● Description of the task: Where a line of the material contains the string "Port", copy that line.
══ Records supplied
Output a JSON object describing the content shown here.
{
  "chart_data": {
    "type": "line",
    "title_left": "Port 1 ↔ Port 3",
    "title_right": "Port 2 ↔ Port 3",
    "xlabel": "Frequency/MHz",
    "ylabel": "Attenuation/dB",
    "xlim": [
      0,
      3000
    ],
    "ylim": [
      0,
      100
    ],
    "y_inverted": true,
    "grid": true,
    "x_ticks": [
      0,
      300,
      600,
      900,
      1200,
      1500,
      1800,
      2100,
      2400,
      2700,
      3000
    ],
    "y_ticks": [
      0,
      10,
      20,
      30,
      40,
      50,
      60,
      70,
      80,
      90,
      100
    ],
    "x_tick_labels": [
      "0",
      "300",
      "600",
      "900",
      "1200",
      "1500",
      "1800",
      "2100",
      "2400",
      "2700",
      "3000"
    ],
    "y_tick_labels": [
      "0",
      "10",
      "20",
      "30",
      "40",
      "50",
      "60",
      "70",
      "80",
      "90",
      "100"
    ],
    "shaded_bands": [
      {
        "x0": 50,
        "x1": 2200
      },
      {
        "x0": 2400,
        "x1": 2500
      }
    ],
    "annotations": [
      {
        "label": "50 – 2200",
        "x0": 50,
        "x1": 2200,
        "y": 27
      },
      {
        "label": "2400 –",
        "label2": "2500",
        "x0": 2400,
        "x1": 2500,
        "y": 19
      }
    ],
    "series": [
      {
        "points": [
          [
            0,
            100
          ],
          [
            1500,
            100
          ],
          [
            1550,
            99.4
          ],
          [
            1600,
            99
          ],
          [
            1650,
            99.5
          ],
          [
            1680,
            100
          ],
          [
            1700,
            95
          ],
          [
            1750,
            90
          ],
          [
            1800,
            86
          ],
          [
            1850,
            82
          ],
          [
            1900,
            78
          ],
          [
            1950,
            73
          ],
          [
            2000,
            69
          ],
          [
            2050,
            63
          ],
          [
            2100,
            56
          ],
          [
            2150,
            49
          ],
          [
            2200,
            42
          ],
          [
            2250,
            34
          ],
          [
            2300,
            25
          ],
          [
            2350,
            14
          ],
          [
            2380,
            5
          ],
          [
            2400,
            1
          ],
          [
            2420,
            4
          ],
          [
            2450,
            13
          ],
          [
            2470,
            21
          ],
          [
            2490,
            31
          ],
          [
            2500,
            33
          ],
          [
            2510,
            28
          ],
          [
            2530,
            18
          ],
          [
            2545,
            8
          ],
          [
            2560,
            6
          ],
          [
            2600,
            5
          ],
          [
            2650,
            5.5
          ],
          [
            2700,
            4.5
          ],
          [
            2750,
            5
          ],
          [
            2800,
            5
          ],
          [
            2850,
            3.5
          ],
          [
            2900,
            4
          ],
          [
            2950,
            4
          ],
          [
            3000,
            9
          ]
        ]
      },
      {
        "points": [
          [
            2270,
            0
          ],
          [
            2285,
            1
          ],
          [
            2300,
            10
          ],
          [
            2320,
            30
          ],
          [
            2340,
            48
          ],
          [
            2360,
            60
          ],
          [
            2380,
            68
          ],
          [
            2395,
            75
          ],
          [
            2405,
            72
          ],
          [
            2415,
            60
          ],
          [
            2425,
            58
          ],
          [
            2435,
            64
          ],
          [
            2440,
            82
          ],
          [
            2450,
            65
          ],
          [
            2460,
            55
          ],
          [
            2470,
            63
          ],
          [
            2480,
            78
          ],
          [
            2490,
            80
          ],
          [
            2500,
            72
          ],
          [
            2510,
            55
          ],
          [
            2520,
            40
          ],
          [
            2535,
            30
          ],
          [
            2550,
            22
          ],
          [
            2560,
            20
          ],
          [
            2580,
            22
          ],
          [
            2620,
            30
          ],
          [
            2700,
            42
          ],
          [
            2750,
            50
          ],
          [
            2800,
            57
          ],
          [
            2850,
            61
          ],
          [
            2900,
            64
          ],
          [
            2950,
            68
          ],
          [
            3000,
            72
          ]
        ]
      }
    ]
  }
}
════
● Response to the task:
    "title_left": "Port 1 ↔ Port 3",
    "title_right": "Port 2 ↔ Port 3",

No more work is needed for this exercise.